> **LISTING**:
====================

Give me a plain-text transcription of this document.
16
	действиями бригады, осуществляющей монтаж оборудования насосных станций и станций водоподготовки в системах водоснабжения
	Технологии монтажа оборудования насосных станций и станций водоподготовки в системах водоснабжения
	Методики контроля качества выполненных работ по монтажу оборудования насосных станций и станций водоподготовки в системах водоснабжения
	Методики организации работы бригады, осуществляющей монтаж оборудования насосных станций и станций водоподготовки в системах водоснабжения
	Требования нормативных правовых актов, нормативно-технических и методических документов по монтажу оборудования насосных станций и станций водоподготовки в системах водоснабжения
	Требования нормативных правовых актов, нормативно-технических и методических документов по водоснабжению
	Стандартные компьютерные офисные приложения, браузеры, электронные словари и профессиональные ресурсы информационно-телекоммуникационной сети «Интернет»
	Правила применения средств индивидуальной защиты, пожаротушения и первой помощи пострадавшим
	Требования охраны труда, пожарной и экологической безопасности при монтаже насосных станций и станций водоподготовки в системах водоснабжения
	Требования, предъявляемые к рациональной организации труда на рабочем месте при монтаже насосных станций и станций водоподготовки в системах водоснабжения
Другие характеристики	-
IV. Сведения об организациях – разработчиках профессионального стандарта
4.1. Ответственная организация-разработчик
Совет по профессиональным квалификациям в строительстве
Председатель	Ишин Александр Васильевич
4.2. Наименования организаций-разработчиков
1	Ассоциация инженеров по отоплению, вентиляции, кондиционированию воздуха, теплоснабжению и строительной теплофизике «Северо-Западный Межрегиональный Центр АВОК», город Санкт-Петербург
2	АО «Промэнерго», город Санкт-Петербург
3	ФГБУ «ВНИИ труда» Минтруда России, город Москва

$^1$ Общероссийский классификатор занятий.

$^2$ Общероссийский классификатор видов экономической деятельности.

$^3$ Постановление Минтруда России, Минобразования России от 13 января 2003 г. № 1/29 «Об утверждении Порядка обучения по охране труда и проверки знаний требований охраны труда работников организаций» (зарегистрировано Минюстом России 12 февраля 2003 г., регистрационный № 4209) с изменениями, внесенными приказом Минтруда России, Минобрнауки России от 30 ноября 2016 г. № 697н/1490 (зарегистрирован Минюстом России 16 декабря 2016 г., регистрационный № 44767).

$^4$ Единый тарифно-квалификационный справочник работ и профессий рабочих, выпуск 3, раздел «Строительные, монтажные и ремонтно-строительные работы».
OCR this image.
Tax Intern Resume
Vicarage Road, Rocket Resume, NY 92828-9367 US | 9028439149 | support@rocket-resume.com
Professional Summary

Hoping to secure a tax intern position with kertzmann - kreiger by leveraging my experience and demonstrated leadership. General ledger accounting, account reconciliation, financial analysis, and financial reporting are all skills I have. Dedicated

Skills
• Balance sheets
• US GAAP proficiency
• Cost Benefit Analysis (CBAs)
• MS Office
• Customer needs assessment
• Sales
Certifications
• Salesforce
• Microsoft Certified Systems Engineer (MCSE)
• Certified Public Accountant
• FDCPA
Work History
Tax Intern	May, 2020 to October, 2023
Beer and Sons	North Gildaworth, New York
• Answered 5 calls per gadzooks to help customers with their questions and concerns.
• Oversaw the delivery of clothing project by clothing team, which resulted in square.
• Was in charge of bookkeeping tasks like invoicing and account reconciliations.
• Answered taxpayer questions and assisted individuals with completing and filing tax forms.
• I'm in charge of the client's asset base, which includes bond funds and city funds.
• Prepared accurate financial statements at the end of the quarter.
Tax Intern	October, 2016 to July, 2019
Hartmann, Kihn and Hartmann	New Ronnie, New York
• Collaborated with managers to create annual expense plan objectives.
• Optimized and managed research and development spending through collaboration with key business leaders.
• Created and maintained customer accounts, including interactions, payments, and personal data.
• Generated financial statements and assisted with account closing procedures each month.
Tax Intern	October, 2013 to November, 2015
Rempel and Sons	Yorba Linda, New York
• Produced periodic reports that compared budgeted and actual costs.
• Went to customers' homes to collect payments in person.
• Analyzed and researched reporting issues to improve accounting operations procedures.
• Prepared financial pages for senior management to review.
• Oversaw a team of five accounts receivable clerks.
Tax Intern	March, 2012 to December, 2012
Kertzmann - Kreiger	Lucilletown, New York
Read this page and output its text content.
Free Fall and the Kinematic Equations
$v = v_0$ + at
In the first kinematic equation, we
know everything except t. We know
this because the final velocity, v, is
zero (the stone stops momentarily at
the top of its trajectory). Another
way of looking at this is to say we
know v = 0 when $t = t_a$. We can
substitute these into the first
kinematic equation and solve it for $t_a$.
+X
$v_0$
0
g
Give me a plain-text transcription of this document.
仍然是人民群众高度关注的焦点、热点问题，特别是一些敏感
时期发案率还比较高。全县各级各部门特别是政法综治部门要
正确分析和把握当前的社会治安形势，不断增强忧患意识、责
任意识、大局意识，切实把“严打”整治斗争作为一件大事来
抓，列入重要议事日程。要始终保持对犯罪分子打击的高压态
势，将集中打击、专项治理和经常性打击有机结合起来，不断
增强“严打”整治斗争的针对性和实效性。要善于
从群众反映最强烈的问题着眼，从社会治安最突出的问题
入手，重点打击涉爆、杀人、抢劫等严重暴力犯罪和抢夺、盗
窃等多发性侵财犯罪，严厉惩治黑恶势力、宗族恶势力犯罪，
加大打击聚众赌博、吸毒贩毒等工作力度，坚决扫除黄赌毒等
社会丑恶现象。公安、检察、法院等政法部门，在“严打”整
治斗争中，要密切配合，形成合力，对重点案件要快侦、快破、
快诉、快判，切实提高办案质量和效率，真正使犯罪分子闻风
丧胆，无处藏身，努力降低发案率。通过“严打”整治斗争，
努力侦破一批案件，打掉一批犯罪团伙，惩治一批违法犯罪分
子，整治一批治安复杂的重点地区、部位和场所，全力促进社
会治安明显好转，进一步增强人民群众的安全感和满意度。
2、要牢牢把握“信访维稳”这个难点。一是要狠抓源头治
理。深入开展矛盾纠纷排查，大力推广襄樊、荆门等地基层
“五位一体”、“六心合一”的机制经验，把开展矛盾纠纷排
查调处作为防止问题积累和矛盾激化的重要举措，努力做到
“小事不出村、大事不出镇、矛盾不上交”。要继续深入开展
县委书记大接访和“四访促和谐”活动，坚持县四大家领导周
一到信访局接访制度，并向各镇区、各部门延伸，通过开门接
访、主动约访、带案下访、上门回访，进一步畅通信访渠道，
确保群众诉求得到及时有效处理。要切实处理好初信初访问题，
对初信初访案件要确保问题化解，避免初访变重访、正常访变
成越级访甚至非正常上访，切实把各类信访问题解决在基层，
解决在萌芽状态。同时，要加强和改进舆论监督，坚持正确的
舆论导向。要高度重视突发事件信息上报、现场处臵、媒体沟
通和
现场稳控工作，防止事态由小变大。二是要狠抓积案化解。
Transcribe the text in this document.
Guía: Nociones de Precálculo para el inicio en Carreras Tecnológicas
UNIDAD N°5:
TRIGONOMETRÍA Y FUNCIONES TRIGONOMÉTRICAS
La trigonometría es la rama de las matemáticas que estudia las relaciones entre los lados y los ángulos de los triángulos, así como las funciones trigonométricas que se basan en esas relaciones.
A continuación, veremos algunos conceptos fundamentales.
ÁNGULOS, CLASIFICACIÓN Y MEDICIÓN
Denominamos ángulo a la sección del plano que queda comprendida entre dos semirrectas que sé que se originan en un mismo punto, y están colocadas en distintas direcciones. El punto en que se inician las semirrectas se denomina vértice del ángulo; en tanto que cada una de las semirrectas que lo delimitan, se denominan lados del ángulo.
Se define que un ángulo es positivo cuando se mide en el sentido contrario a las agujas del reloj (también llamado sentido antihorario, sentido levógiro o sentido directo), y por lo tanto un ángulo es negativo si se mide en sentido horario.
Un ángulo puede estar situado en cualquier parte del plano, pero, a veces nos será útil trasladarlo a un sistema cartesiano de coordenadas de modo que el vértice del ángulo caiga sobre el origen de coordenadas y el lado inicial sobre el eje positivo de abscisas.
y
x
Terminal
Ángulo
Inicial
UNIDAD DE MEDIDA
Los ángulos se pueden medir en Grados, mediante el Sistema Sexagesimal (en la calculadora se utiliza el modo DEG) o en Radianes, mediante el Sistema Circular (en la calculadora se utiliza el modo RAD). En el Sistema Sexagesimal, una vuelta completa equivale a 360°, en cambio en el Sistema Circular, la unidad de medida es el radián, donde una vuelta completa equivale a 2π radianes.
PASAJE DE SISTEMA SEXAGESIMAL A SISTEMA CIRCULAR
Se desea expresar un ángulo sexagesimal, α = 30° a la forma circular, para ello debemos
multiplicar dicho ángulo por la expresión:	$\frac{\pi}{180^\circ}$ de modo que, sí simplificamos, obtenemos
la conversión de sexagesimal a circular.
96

====================

> **SET TASK**:
Look through the entries above. Extract each line with the word "assisted".

> **OUTPUT FOR THIS EXERCISE**:
• Answered taxpayer questions and assisted individuals with completing and filing tax forms.
• Generated financial statements and assisted with account closing procedures each month.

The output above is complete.